(A run of records)
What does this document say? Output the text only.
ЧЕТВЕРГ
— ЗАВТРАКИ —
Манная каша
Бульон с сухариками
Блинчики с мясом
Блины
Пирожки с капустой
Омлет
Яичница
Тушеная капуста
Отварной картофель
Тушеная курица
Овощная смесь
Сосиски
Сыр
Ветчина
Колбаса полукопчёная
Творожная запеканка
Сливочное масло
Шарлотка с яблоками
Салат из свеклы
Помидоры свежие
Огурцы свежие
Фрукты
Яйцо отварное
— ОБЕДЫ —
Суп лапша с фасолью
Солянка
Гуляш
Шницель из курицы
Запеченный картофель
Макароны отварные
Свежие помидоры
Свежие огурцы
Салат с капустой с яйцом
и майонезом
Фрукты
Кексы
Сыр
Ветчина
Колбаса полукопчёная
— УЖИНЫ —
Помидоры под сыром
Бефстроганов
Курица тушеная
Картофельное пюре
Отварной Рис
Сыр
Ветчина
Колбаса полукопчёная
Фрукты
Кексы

▸ **The exercise**:
Copy the data above exactly. Every line must be included.

▸ **Problem solution**:
What does this document say? Output the text only.
ЧЕТВЕРГ
— ЗАВТРАКИ —
Манная каша
Бульон с сухариками
Блинчики с мясом
Блины
Пирожки с капустой
Омлет
Яичница
Тушеная капуста
Отварной картофель
Тушеная курица
Овощная смесь
Сосиски
Сыр
Ветчина
Колбаса полукопчёная
Творожная запеканка
Сливочное масло
Шарлотка с яблоками
Салат из свеклы
Помидоры свежие
Огурцы свежие
Фрукты
Яйцо отварное
— ОБЕДЫ —
Суп лапша с фасолью
Солянка
Гуляш
Шницель из курицы
Запеченный картофель
Макароны отварные
Свежие помидоры
Свежие огурцы
Салат с капустой с яйцом
и майонезом
Фрукты
Кексы
Сыр
Ветчина
Колбаса полукопчёная
— УЖИНЫ —
Помидоры под сыром
Бефстроганов
Курица тушеная
Картофельное пюре
Отварной Рис
Сыр
Ветчина
Колбаса полукопчёная
Фрукты
Кексы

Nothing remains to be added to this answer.